> [YOUR OBJECTIVE]: Print the records below word for word, but leave out the pictures.

> [Dataset entries on figures]:

··········

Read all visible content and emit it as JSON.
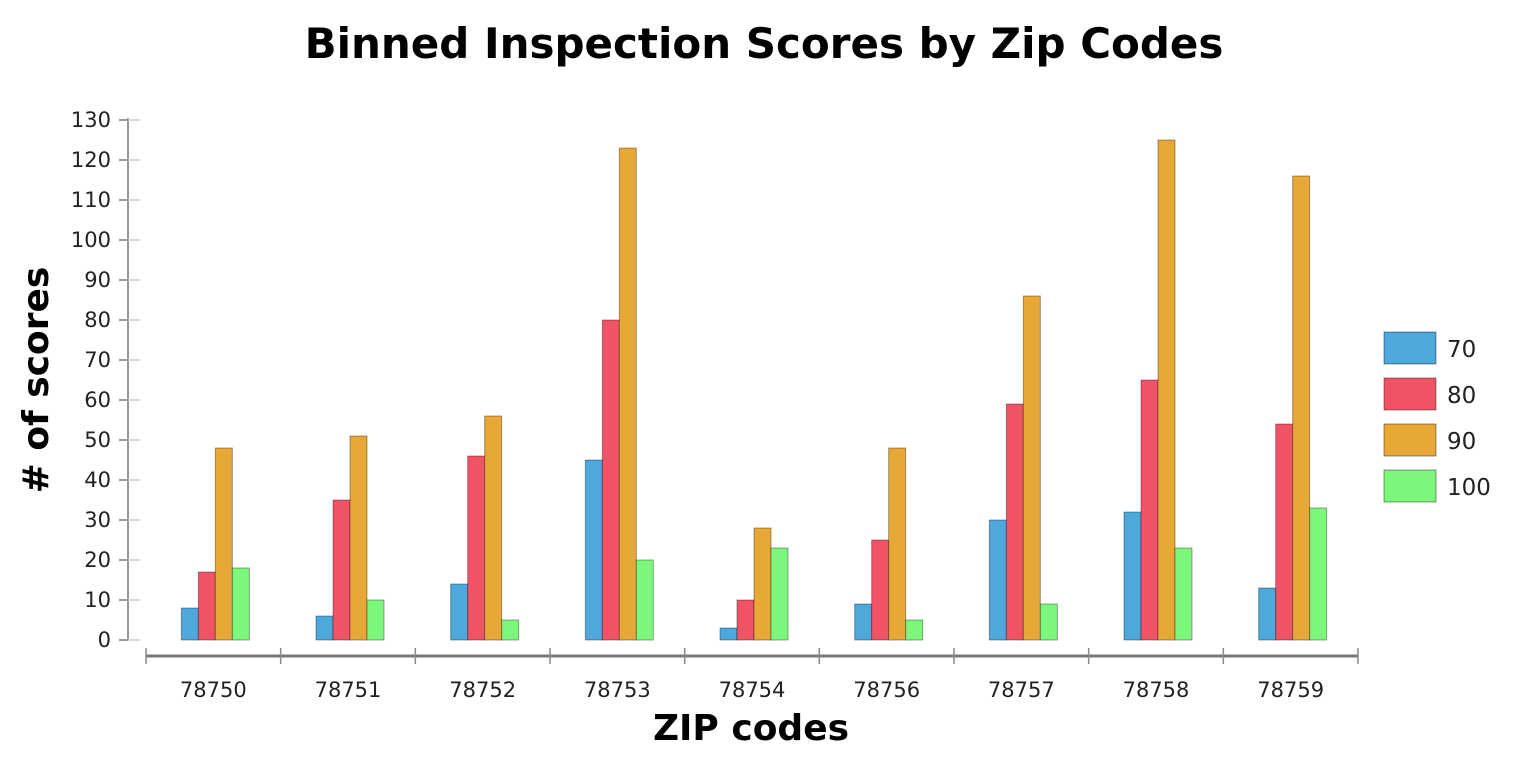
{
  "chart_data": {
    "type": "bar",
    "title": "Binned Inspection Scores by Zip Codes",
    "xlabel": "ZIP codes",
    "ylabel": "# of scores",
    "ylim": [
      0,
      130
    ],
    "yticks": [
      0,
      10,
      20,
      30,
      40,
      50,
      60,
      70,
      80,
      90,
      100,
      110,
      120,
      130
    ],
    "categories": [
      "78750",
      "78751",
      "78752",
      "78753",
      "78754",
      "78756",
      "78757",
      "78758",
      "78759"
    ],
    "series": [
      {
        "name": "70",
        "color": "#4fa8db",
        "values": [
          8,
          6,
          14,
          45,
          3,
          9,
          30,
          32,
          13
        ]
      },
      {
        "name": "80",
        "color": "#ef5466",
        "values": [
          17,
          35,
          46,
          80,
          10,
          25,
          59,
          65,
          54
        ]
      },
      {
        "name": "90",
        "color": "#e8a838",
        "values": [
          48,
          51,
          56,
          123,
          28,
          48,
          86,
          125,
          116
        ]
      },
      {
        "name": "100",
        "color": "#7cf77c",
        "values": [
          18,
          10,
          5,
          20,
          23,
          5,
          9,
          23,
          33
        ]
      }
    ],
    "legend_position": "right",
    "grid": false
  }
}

··········

> [EXERCISE ANSWER]:
Read all visible content and emit it as JSON.
{
  "chart_data": {
    "type": "bar",
    "title": "Binned Inspection Scores by Zip Codes",
    "xlabel": "ZIP codes",
    "ylabel": "# of scores",
    "ylim": [
      0,
      130
    ],
    "yticks": [
      0,
      10,
      20,
      30,
      40,
      50,
      60,
      70,
      80,
      90,
      100,
      110,
      120,
      130
    ],
    "categories": [
      "78750",
      "78751",
      "78752",
      "78753",
      "78754",
      "78756",
      "78757",
      "78758",
      "78759"
    ],
    "series": [
      {
        "name": "70",
        "color": "#4fa8db",
        "values": [
          8,
          6,
          14,
          45,
          3,
          9,
          30,
          32,
          13
        ]
      },
      {
        "name": "80",
        "color": "#ef5466",
        "values": [
          17,
          35,
          46,
          80,
          10,
          25,
          59,
          65,
          54
        ]
      },
      {
        "name": "90",
        "color": "#e8a838",
        "values": [
          48,
          51,
          56,
          123,
          28,
          48,
          86,
          125,
          116
        ]
      },
      {
        "name": "100",
        "color": "#7cf77c",
        "values": [
          18,
          10,
          5,
          20,
          23,
          5,
          9,
          23,
          33
        ]
      }
    ],
    "legend_position": "right",
    "grid": false
  }
}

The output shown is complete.